[START OF Working data]

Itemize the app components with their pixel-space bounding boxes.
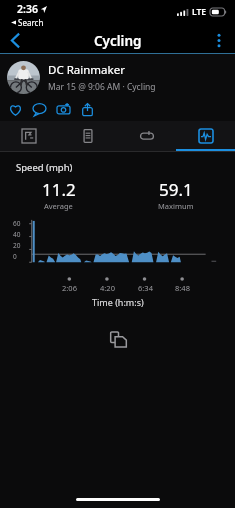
staticText: Maximum xyxy=(158,201,194,211)
button[interactable]: Map xyxy=(0,121,58,151)
staticText: Mar 15 @ 9:06 AM · Cycling xyxy=(48,81,156,93)
button[interactable]: Laps xyxy=(117,121,176,151)
button[interactable]: Add photo xyxy=(55,101,71,117)
staticText: 2:06 xyxy=(62,283,77,293)
button[interactable]: Charts xyxy=(176,121,235,151)
button[interactable]: Comment xyxy=(31,101,47,117)
staticText: 60 xyxy=(13,219,21,228)
staticText: 59.1 xyxy=(159,178,193,201)
staticText: Speed (mph) xyxy=(16,161,73,174)
staticText: 11.2 xyxy=(42,178,76,201)
button[interactable]: Details xyxy=(58,121,117,151)
button[interactable]: Like xyxy=(7,101,23,117)
staticText: Cycling xyxy=(94,32,142,50)
staticText: DC Rainmaker xyxy=(48,62,125,78)
staticText: LTE xyxy=(192,6,207,18)
staticText: 4:20 xyxy=(100,283,115,293)
staticText: 0 xyxy=(13,252,17,261)
staticText: Search xyxy=(18,17,44,28)
button[interactable]: Compare xyxy=(105,326,131,352)
staticText: Average xyxy=(44,201,73,211)
staticText: 2:36 xyxy=(17,2,38,16)
button[interactable]: More options xyxy=(206,28,232,53)
staticText: 6:34 xyxy=(138,283,153,293)
staticText: Time (h:m:s) xyxy=(92,296,144,308)
button[interactable]: DC Rainmaker xyxy=(0,54,235,100)
button[interactable]: Share xyxy=(79,101,95,117)
staticText: 20 xyxy=(13,241,21,250)
staticText: 8:48 xyxy=(175,283,190,293)
button[interactable]: Back xyxy=(2,28,28,53)
staticText: 40 xyxy=(13,230,21,239)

[END OF Working data]

The exercise » Put into a numbered list the lines starting with the line containing "staticText: Maximum xyxy=(158,201,194,211)" and going on through the line containing "button[interactable]: Add photo", leaving out any blank lines.

Output below »
1. staticText: Maximum xyxy=(158,201,194,211)
2. button[interactable]: Map xyxy=(0,121,58,151)
3. staticText: Mar 15 @ 9:06 AM · Cycling xyxy=(48,81,156,93)
4. button[interactable]: Laps xyxy=(117,121,176,151)
5. button[interactable]: Add photo xyxy=(55,101,71,117)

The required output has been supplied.